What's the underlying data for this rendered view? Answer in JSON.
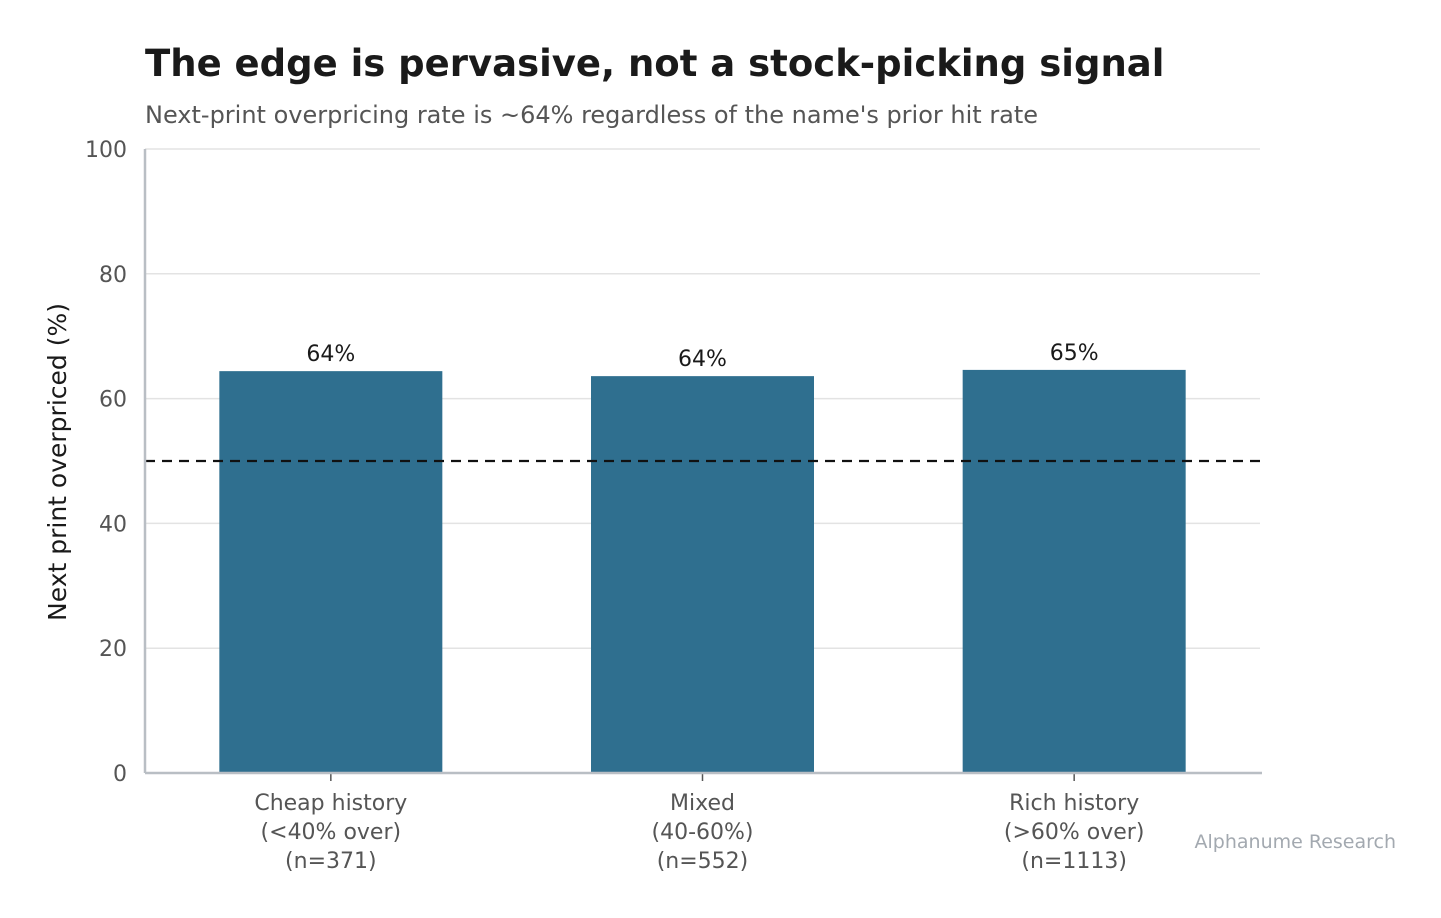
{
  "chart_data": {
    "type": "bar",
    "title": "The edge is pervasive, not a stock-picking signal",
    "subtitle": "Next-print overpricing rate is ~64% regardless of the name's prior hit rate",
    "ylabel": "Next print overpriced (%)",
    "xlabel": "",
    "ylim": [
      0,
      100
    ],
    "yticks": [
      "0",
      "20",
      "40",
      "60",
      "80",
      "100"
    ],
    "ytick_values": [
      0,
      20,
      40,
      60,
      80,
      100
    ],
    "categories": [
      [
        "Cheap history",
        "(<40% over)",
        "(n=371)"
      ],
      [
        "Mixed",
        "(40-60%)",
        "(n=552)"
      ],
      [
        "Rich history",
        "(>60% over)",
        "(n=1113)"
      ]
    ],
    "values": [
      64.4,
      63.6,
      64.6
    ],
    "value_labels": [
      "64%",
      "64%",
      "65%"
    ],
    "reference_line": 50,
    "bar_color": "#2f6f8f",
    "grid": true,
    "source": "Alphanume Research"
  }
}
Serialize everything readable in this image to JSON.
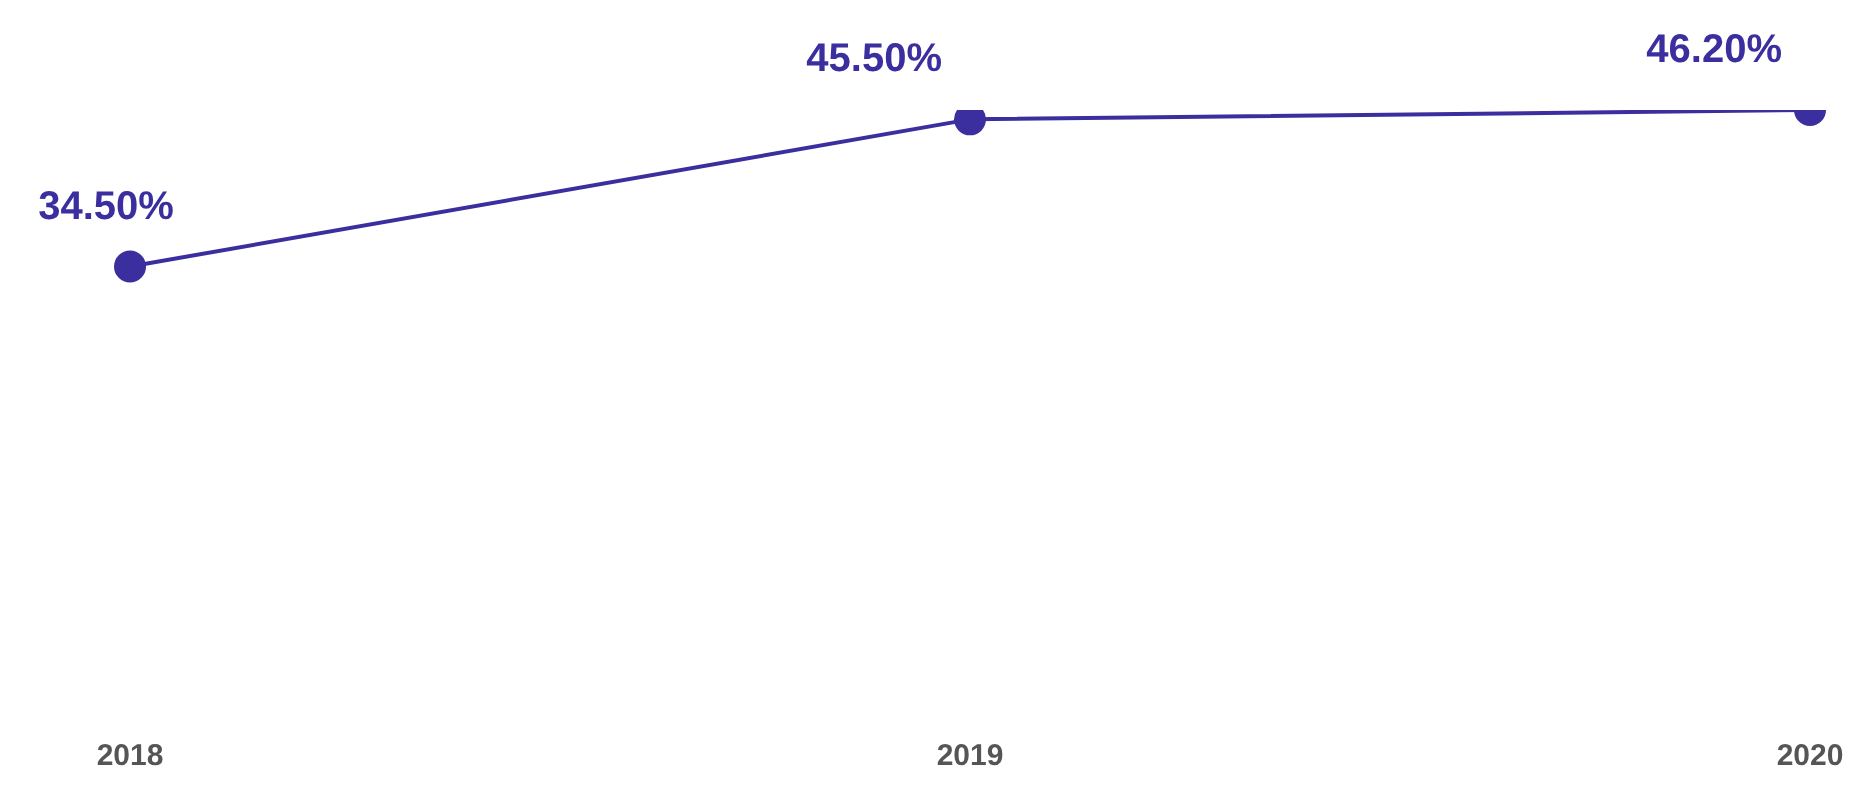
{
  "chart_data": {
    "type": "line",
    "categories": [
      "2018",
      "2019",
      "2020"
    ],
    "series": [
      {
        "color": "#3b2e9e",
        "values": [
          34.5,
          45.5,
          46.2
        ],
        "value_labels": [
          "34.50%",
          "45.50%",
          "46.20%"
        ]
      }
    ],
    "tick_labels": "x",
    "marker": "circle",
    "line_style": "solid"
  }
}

☆ ☆ ☆

WRITTEN REQUEST -
Quote the records in full and exactly; skip any image.

SOLVED PROBLEM -
What's the underlying data for this rendered view? Answer in JSON.
{
  "chart_data": {
    "type": "bar",
    "title": "The edge is pervasive, not a stock-picking signal",
    "subtitle": "Next-print overpricing rate is ~64% regardless of the name's prior hit rate",
    "ylabel": "Next print overpriced (%)",
    "xlabel": "",
    "ylim": [
      0,
      100
    ],
    "yticks": [
      "0",
      "20",
      "40",
      "60",
      "80",
      "100"
    ],
    "ytick_values": [
      0,
      20,
      40,
      60,
      80,
      100
    ],
    "categories": [
      [
        "Cheap history",
        "(<40% over)",
        "(n=371)"
      ],
      [
        "Mixed",
        "(40-60%)",
        "(n=552)"
      ],
      [
        "Rich history",
        "(>60% over)",
        "(n=1113)"
      ]
    ],
    "values": [
      64.4,
      63.6,
      64.6
    ],
    "value_labels": [
      "64%",
      "64%",
      "65%"
    ],
    "reference_line": 50,
    "bar_color": "#2f6f8f",
    "grid": true,
    "source": "Alphanume Research"
  }
}
Serialize everything readable in this image to JSON.
{
  "chart_data": {
    "type": "line",
    "categories": [
      "2018",
      "2019",
      "2020"
    ],
    "series": [
      {
        "color": "#3b2e9e",
        "values": [
          34.5,
          45.5,
          46.2
        ],
        "value_labels": [
          "34.50%",
          "45.50%",
          "46.20%"
        ]
      }
    ],
    "tick_labels": "x",
    "marker": "circle",
    "line_style": "solid"
  }
}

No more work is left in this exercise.